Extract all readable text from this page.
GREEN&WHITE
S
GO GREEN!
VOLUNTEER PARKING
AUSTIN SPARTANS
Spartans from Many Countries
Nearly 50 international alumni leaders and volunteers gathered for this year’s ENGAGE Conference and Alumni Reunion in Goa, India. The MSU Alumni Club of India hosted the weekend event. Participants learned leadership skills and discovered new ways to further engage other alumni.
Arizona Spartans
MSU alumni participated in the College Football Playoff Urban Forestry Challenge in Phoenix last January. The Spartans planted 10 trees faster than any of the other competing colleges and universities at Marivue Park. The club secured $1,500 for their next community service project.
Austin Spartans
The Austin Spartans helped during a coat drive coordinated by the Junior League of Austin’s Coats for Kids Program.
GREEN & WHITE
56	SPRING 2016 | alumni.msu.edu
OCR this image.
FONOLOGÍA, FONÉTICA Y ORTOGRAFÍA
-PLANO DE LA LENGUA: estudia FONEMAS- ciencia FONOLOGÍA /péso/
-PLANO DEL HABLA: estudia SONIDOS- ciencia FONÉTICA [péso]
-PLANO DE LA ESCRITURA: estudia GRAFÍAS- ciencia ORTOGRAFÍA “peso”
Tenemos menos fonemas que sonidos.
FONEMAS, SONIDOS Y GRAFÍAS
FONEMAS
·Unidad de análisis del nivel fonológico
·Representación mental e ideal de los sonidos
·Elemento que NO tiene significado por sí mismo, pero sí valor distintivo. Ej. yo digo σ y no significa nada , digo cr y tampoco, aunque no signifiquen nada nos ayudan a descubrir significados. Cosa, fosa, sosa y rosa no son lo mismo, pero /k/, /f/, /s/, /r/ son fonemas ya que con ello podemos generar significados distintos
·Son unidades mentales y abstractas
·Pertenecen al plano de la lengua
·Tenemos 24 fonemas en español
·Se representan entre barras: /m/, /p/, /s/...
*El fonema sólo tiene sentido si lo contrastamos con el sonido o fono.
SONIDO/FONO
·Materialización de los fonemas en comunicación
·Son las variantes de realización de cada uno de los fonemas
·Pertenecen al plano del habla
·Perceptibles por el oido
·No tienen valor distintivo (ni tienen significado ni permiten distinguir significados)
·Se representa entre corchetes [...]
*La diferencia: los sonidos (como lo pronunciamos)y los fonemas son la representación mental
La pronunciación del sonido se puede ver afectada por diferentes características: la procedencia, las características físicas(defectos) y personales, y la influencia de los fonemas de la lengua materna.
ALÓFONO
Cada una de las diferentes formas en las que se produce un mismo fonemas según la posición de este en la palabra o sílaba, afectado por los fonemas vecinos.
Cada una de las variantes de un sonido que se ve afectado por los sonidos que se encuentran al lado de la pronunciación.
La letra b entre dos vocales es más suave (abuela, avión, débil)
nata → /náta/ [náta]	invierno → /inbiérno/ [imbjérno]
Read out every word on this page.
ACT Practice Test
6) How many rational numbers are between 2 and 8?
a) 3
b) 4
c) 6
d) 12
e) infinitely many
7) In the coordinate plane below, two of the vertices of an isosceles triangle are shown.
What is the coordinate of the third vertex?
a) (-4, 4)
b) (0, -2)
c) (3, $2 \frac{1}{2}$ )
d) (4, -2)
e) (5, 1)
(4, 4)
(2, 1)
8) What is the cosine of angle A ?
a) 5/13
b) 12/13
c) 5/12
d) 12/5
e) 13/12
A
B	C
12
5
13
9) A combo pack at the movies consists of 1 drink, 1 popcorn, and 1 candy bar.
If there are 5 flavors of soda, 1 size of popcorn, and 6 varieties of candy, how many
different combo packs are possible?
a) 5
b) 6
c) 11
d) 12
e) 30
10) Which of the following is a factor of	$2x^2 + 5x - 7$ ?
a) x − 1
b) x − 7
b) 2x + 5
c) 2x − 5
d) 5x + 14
◇ ◇ ◇
*Exercise description*
Among the lines of the data, identify those with the word "popcorn". Copy each of them.

*Exercise response*
9) A combo pack at the movies consists of 1 drink, 1 popcorn, and 1 candy bar.
If there are 5 flavors of soda, 1 size of popcorn, and 6 varieties of candy, how many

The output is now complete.